Written instruction: In the listing below, find every line containing "Schloß" and copy it out.
++++ Given records
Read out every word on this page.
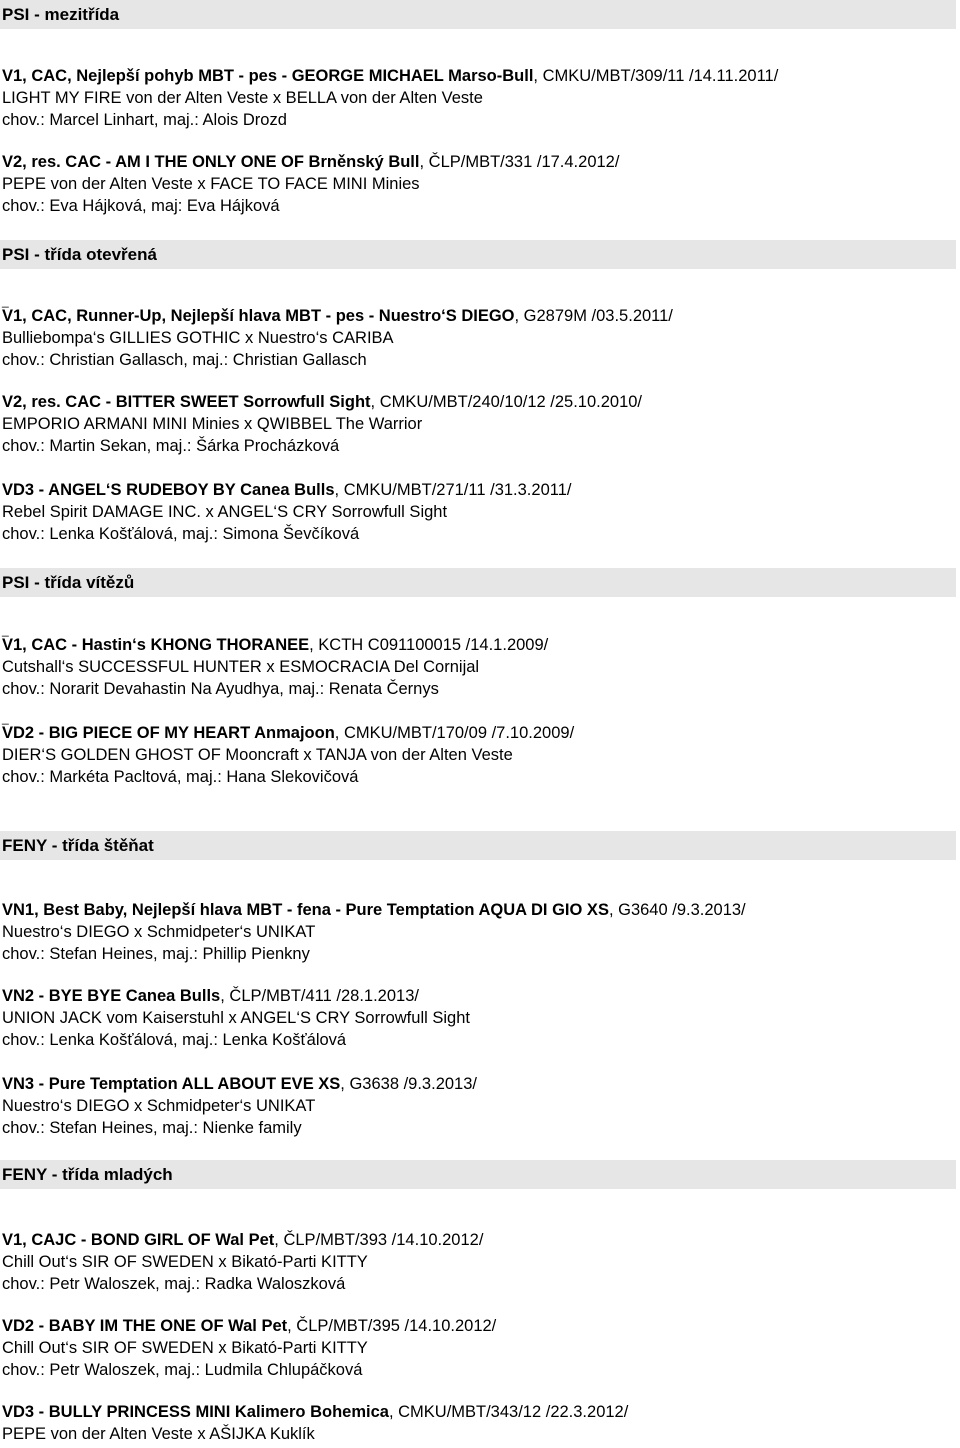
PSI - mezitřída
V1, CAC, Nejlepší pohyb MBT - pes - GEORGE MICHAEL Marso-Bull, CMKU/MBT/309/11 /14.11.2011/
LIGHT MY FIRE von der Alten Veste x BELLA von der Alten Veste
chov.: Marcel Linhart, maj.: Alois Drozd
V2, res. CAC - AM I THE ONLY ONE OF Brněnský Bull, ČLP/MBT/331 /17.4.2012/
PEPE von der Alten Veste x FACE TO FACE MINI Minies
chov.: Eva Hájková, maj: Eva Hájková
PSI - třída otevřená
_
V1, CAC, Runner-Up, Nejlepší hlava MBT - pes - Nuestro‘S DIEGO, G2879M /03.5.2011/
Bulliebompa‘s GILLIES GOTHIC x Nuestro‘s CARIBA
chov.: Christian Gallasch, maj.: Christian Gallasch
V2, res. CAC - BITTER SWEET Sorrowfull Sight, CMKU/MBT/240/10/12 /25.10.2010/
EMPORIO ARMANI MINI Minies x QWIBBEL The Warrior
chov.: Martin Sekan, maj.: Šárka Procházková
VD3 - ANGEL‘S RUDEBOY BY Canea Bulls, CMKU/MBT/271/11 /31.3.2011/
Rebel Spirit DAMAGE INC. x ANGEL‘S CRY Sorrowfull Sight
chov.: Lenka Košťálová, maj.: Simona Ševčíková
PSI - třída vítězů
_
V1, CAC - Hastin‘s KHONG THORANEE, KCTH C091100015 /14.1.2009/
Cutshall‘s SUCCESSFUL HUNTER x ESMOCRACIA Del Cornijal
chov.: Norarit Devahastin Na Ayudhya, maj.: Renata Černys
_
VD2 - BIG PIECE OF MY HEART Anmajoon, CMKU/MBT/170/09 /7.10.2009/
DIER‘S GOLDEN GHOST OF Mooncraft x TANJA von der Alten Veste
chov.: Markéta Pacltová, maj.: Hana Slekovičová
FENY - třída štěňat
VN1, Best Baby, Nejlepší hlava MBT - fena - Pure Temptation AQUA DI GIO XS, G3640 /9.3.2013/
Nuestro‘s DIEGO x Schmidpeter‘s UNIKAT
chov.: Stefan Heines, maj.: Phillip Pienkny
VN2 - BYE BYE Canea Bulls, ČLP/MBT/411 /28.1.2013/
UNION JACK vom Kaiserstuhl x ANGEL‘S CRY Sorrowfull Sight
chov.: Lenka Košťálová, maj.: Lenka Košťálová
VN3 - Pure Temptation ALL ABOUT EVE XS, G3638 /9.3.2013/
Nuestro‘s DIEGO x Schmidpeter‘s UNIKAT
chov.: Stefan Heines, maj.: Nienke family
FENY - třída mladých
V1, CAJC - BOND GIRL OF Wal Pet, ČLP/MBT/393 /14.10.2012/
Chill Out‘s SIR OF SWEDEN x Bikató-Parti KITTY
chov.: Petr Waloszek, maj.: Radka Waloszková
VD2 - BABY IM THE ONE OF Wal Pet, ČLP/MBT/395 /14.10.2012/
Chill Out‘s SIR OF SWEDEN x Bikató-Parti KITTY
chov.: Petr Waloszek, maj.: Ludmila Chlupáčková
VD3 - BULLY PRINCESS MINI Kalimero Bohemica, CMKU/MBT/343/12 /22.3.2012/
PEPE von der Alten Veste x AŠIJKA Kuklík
++++++++
++++ Given records
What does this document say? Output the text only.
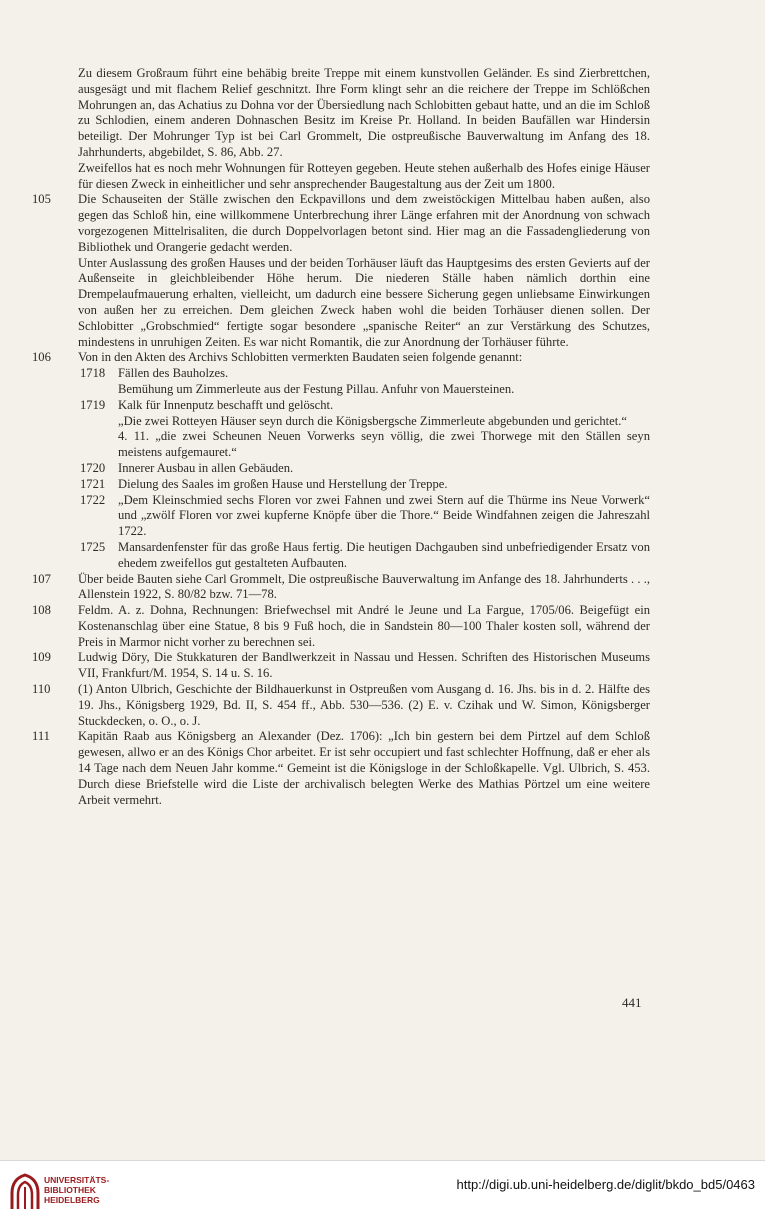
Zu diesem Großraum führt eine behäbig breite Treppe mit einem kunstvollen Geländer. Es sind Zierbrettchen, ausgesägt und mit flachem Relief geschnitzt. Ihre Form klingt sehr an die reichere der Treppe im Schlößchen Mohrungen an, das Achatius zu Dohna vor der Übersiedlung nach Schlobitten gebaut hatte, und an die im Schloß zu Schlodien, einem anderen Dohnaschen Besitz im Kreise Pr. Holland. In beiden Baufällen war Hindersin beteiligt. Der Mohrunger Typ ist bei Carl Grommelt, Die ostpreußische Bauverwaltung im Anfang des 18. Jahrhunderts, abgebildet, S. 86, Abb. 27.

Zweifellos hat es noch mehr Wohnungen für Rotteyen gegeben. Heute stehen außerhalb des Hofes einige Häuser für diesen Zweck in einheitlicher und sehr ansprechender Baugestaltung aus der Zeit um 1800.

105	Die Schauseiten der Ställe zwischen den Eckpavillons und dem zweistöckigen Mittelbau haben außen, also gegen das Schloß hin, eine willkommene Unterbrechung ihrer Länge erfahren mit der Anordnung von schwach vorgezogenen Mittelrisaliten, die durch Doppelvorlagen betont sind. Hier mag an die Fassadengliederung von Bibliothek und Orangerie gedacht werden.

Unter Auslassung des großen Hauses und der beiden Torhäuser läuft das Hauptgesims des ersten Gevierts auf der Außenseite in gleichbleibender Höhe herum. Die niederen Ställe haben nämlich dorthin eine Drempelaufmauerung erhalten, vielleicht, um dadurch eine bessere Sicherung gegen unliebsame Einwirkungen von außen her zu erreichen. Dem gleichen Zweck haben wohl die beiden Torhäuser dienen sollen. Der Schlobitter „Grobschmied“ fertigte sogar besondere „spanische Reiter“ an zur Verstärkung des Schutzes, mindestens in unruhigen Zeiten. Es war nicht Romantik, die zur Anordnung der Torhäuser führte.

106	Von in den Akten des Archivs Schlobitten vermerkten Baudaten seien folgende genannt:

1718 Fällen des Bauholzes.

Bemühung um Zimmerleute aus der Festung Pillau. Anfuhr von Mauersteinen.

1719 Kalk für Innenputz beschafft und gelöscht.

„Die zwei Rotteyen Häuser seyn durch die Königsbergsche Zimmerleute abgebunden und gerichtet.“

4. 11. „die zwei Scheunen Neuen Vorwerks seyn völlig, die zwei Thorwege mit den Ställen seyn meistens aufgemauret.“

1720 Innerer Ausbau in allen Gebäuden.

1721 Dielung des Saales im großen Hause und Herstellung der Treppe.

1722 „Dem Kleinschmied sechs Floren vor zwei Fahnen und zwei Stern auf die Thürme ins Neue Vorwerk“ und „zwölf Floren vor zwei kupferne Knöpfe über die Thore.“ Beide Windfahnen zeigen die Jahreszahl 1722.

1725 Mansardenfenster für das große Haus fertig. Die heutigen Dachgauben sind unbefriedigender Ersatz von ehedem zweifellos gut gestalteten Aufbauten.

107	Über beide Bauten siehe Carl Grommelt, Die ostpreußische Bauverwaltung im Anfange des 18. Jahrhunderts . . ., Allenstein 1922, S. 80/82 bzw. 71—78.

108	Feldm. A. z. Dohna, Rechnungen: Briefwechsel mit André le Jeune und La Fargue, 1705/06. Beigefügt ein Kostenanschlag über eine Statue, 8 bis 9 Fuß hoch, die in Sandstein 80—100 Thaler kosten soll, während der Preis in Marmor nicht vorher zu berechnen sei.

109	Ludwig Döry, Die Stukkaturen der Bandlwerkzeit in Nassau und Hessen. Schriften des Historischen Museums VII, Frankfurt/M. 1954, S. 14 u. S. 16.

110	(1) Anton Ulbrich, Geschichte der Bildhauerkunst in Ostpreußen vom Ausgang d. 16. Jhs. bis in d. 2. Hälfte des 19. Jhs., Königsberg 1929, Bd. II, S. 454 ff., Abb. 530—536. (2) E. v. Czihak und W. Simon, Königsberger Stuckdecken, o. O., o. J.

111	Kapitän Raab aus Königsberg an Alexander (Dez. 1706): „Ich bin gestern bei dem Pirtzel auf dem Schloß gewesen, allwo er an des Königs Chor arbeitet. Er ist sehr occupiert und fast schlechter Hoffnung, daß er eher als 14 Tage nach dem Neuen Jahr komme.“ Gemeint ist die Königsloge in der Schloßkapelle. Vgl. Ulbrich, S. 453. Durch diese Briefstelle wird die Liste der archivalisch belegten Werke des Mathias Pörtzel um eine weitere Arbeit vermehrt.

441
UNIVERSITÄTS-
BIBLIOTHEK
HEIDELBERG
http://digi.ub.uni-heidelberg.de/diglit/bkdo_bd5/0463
++++++++
Response to the task:
Zu diesem Großraum führt eine behäbig breite Treppe mit einem kunstvollen Geländer. Es sind Zierbrettchen, ausgesägt und mit flachem Relief geschnitzt. Ihre Form klingt sehr an die reichere der Treppe im Schlößchen Mohrungen an, das Achatius zu Dohna vor der Übersiedlung nach Schlobitten gebaut hatte, und an die im Schloß zu Schlodien, einem anderen Dohnaschen Besitz im Kreise Pr. Holland. In beiden Baufällen war Hindersin beteiligt. Der Mohrunger Typ ist bei Carl Grommelt, Die ostpreußische Bauverwaltung im Anfang des 18. Jahrhunderts, abgebildet, S. 86, Abb. 27.
105	Die Schauseiten der Ställe zwischen den Eckpavillons und dem zweistöckigen Mittelbau haben außen, also gegen das Schloß hin, eine willkommene Unterbrechung ihrer Länge erfahren mit der Anordnung von schwach vorgezogenen Mittelrisaliten, die durch Doppelvorlagen betont sind. Hier mag an die Fassadengliederung von Bibliothek und Orangerie gedacht werden.
111	Kapitän Raab aus Königsberg an Alexander (Dez. 1706): „Ich bin gestern bei dem Pirtzel auf dem Schloß gewesen, allwo er an des Königs Chor arbeitet. Er ist sehr occupiert und fast schlechter Hoffnung, daß er eher als 14 Tage nach dem Neuen Jahr komme.“ Gemeint ist die Königsloge in der Schloßkapelle. Vgl. Ulbrich, S. 453. Durch diese Briefstelle wird die Liste der archivalisch belegten Werke des Mathias Pörtzel um eine weitere Arbeit vermehrt.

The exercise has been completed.